_Data for analysis_
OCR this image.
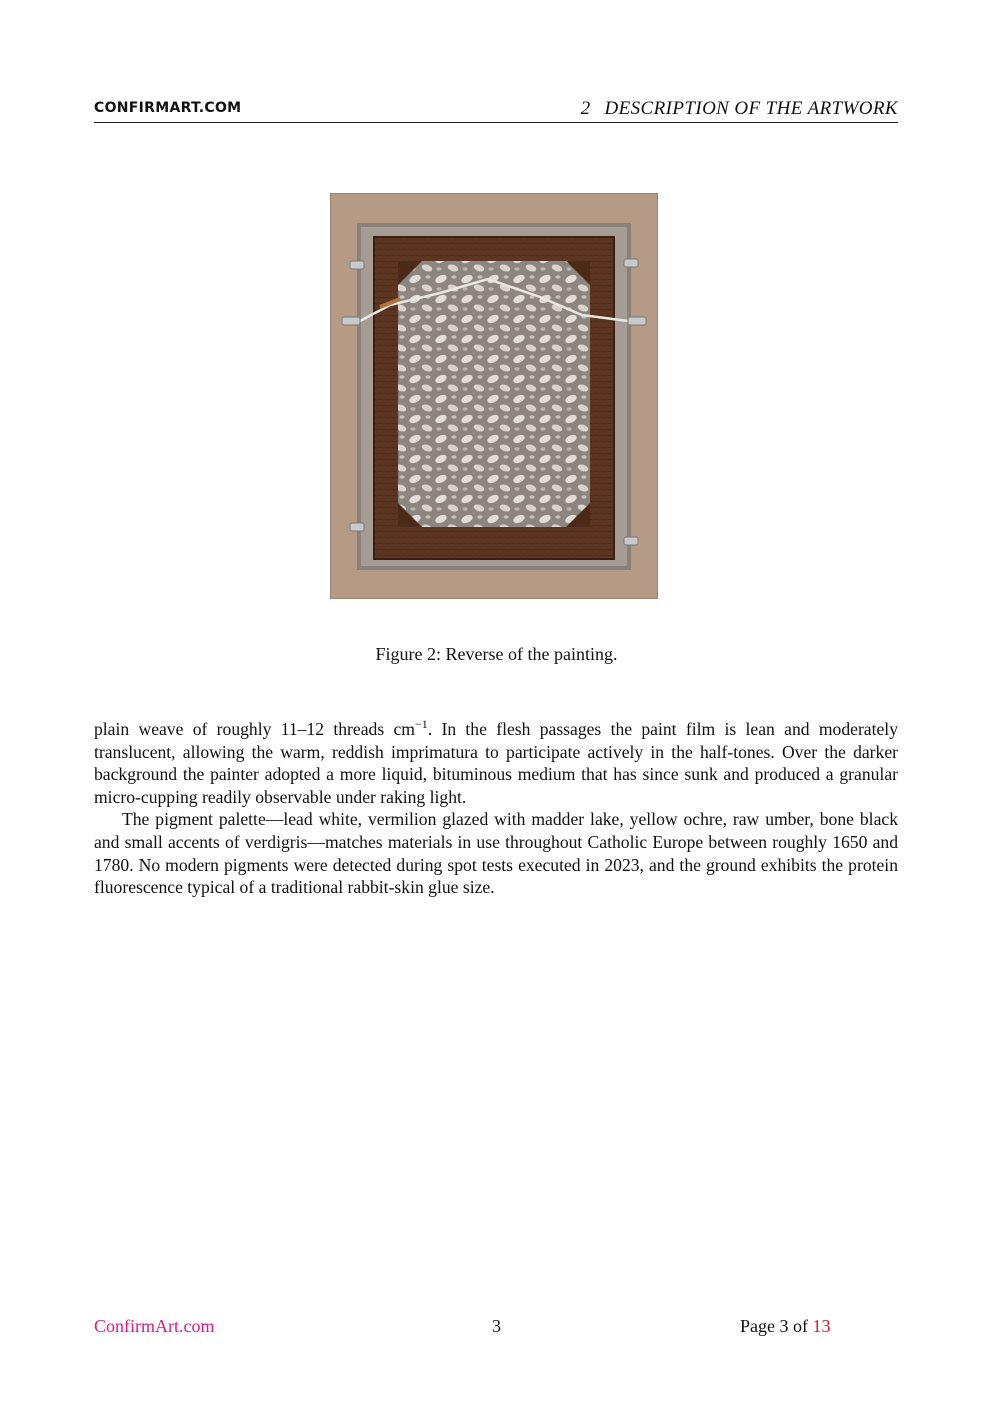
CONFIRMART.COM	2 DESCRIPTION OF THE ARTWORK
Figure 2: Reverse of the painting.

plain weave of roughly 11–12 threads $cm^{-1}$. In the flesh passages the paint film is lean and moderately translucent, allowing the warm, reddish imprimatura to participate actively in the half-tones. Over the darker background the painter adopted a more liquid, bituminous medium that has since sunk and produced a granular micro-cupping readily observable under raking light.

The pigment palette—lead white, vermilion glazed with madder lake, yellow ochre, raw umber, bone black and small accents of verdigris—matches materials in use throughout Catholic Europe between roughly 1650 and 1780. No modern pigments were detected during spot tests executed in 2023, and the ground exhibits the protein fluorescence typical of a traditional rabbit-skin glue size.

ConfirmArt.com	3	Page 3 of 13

==

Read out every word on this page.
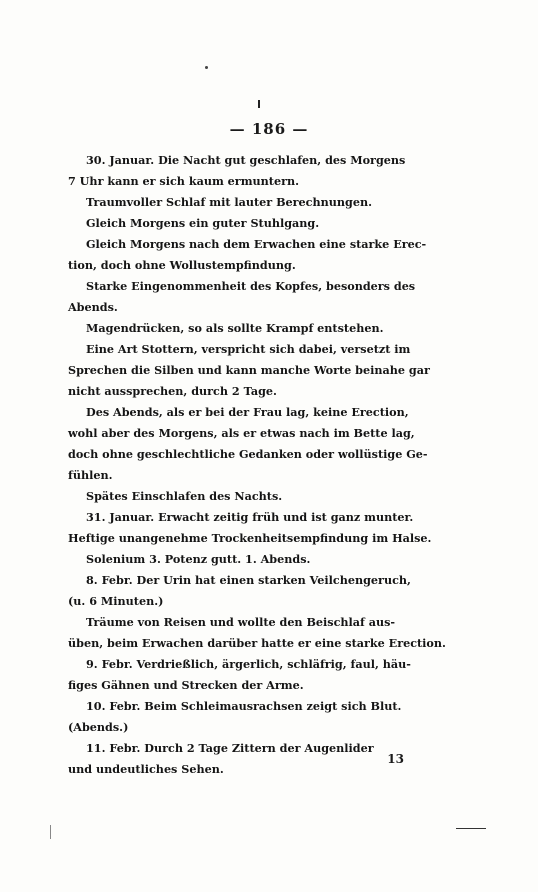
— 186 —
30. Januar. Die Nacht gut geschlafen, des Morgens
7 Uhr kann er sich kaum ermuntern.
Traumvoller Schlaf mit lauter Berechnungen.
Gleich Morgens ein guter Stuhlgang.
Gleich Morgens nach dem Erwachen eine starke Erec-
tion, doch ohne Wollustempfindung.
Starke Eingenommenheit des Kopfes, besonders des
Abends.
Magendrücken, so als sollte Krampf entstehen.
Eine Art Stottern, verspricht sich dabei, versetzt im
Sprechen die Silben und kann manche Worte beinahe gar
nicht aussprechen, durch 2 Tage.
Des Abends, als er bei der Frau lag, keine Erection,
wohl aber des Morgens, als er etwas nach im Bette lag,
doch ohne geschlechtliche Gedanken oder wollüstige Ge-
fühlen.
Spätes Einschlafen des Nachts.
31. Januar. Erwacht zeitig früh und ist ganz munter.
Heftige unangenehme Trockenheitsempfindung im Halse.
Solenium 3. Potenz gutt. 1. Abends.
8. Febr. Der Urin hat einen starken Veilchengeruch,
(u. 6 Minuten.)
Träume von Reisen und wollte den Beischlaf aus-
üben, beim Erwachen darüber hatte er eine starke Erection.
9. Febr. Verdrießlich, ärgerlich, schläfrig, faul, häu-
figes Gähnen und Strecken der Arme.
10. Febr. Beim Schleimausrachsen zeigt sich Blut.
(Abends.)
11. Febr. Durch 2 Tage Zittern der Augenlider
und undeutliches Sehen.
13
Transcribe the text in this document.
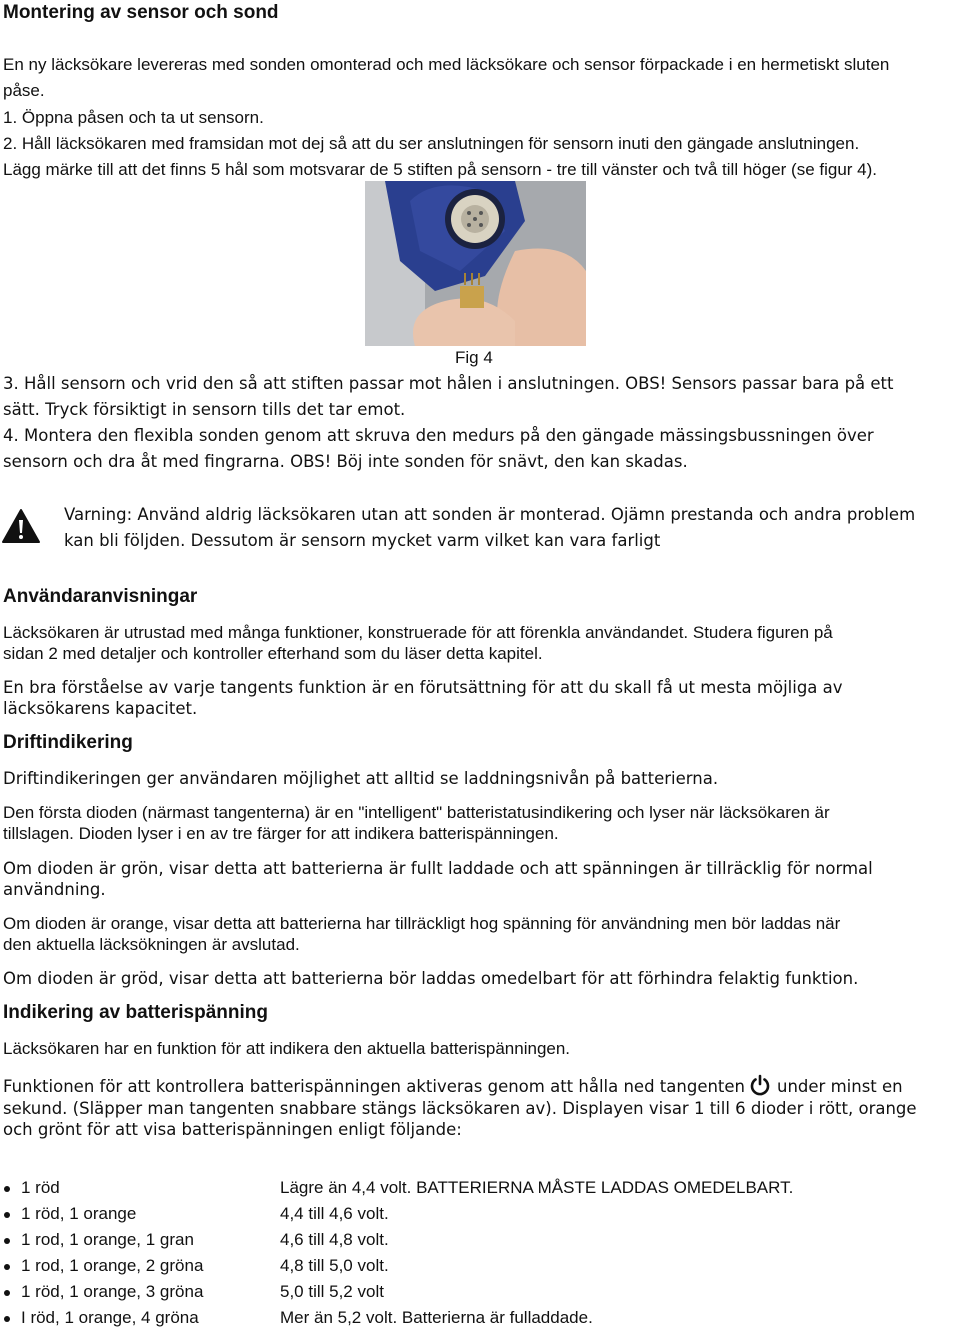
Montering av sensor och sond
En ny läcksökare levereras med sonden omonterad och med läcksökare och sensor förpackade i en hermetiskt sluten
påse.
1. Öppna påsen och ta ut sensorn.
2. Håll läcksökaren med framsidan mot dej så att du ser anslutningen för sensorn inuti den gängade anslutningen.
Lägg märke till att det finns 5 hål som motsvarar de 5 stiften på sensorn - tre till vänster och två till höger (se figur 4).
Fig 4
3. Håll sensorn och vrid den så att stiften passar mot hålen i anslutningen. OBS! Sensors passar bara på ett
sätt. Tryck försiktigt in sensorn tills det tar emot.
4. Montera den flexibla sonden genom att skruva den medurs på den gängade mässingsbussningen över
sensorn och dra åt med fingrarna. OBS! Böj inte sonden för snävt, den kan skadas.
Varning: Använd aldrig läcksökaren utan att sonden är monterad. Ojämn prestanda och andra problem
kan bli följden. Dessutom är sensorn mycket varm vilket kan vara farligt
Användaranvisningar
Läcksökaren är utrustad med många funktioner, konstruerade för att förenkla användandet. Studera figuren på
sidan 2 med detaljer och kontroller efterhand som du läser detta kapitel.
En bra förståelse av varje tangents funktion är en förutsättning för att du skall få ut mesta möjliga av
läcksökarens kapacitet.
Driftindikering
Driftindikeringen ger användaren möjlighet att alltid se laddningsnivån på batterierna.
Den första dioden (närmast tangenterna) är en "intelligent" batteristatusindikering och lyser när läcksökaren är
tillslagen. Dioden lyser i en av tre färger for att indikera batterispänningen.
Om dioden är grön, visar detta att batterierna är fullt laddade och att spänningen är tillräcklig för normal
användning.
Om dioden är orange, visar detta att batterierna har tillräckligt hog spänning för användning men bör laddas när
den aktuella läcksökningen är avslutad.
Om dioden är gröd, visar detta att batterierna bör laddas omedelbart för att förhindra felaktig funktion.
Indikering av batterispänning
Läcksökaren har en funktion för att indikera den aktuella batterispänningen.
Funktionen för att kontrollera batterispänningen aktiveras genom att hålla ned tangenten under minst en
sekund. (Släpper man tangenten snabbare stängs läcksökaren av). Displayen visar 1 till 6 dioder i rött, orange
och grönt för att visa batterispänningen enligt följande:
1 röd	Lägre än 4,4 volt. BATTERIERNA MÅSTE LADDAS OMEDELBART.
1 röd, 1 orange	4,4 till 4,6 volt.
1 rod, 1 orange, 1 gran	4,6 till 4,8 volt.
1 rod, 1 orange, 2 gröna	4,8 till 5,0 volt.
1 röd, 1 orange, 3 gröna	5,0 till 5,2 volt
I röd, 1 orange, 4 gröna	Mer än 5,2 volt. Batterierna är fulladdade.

_What the task requires_
Report how many lines above hold the string "sonden", giving nothing but the number.

_The completed task_
4